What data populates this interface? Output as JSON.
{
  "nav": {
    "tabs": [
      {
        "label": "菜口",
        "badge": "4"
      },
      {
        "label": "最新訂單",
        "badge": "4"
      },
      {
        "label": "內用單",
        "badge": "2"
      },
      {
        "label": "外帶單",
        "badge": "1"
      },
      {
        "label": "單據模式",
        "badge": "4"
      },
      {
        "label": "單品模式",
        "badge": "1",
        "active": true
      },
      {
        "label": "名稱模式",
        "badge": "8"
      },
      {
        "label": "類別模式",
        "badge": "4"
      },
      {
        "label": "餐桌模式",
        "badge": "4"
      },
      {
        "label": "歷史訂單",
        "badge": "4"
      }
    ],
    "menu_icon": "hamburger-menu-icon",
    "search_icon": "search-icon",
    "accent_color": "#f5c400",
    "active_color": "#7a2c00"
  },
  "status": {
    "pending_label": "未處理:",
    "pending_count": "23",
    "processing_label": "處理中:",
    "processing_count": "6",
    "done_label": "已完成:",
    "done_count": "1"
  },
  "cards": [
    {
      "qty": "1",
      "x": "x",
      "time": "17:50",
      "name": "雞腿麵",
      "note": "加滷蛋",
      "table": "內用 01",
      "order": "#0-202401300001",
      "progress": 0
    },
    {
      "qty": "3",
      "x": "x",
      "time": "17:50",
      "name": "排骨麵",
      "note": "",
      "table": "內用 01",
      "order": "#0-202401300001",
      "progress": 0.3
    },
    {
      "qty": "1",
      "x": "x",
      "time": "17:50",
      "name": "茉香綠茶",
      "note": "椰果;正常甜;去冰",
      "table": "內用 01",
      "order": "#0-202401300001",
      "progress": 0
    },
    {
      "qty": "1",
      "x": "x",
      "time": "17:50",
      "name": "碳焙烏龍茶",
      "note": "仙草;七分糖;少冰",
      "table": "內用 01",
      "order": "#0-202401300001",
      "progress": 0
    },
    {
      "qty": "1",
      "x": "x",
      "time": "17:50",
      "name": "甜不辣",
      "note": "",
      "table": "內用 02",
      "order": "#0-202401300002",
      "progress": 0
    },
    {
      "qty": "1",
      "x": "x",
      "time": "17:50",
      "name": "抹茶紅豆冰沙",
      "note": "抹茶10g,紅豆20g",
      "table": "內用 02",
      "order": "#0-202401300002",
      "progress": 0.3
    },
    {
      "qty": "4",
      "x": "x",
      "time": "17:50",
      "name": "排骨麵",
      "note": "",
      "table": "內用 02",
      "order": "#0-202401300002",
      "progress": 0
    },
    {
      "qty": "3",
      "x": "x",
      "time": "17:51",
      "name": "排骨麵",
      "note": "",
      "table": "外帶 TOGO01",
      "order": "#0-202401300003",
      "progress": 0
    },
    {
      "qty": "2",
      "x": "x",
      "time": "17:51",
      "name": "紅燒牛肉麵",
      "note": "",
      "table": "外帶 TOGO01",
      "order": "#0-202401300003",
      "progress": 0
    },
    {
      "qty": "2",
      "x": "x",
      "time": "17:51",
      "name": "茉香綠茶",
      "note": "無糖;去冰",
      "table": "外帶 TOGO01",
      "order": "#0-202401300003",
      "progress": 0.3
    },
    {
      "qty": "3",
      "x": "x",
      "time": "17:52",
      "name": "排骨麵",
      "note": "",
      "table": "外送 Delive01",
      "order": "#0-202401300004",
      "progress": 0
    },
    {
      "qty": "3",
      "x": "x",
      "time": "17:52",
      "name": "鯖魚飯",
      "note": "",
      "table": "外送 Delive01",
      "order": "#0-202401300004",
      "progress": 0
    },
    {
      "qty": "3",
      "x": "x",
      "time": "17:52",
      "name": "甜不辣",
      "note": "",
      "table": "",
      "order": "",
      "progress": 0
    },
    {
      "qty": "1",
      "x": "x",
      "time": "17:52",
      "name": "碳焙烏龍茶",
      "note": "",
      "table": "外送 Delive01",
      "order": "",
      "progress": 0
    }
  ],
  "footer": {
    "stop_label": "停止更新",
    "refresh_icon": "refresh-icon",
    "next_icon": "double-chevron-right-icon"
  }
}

================================

STATED PROBLEM –
Return the material in full, exactly as shown.

WRITTEN RESPONSE –
What data populates this interface? Output as JSON.
{
  "nav": {
    "tabs": [
      {
        "label": "菜口",
        "badge": "4"
      },
      {
        "label": "最新訂單",
        "badge": "4"
      },
      {
        "label": "內用單",
        "badge": "2"
      },
      {
        "label": "外帶單",
        "badge": "1"
      },
      {
        "label": "單據模式",
        "badge": "4"
      },
      {
        "label": "單品模式",
        "badge": "1",
        "active": true
      },
      {
        "label": "名稱模式",
        "badge": "8"
      },
      {
        "label": "類別模式",
        "badge": "4"
      },
      {
        "label": "餐桌模式",
        "badge": "4"
      },
      {
        "label": "歷史訂單",
        "badge": "4"
      }
    ],
    "menu_icon": "hamburger-menu-icon",
    "search_icon": "search-icon",
    "accent_color": "#f5c400",
    "active_color": "#7a2c00"
  },
  "status": {
    "pending_label": "未處理:",
    "pending_count": "23",
    "processing_label": "處理中:",
    "processing_count": "6",
    "done_label": "已完成:",
    "done_count": "1"
  },
  "cards": [
    {
      "qty": "1",
      "x": "x",
      "time": "17:50",
      "name": "雞腿麵",
      "note": "加滷蛋",
      "table": "內用 01",
      "order": "#0-202401300001",
      "progress": 0
    },
    {
      "qty": "3",
      "x": "x",
      "time": "17:50",
      "name": "排骨麵",
      "note": "",
      "table": "內用 01",
      "order": "#0-202401300001",
      "progress": 0.3
    },
    {
      "qty": "1",
      "x": "x",
      "time": "17:50",
      "name": "茉香綠茶",
      "note": "椰果;正常甜;去冰",
      "table": "內用 01",
      "order": "#0-202401300001",
      "progress": 0
    },
    {
      "qty": "1",
      "x": "x",
      "time": "17:50",
      "name": "碳焙烏龍茶",
      "note": "仙草;七分糖;少冰",
      "table": "內用 01",
      "order": "#0-202401300001",
      "progress": 0
    },
    {
      "qty": "1",
      "x": "x",
      "time": "17:50",
      "name": "甜不辣",
      "note": "",
      "table": "內用 02",
      "order": "#0-202401300002",
      "progress": 0
    },
    {
      "qty": "1",
      "x": "x",
      "time": "17:50",
      "name": "抹茶紅豆冰沙",
      "note": "抹茶10g,紅豆20g",
      "table": "內用 02",
      "order": "#0-202401300002",
      "progress": 0.3
    },
    {
      "qty": "4",
      "x": "x",
      "time": "17:50",
      "name": "排骨麵",
      "note": "",
      "table": "內用 02",
      "order": "#0-202401300002",
      "progress": 0
    },
    {
      "qty": "3",
      "x": "x",
      "time": "17:51",
      "name": "排骨麵",
      "note": "",
      "table": "外帶 TOGO01",
      "order": "#0-202401300003",
      "progress": 0
    },
    {
      "qty": "2",
      "x": "x",
      "time": "17:51",
      "name": "紅燒牛肉麵",
      "note": "",
      "table": "外帶 TOGO01",
      "order": "#0-202401300003",
      "progress": 0
    },
    {
      "qty": "2",
      "x": "x",
      "time": "17:51",
      "name": "茉香綠茶",
      "note": "無糖;去冰",
      "table": "外帶 TOGO01",
      "order": "#0-202401300003",
      "progress": 0.3
    },
    {
      "qty": "3",
      "x": "x",
      "time": "17:52",
      "name": "排骨麵",
      "note": "",
      "table": "外送 Delive01",
      "order": "#0-202401300004",
      "progress": 0
    },
    {
      "qty": "3",
      "x": "x",
      "time": "17:52",
      "name": "鯖魚飯",
      "note": "",
      "table": "外送 Delive01",
      "order": "#0-202401300004",
      "progress": 0
    },
    {
      "qty": "3",
      "x": "x",
      "time": "17:52",
      "name": "甜不辣",
      "note": "",
      "table": "",
      "order": "",
      "progress": 0
    },
    {
      "qty": "1",
      "x": "x",
      "time": "17:52",
      "name": "碳焙烏龍茶",
      "note": "",
      "table": "外送 Delive01",
      "order": "",
      "progress": 0
    }
  ],
  "footer": {
    "stop_label": "停止更新",
    "refresh_icon": "refresh-icon",
    "next_icon": "double-chevron-right-icon"
  }
}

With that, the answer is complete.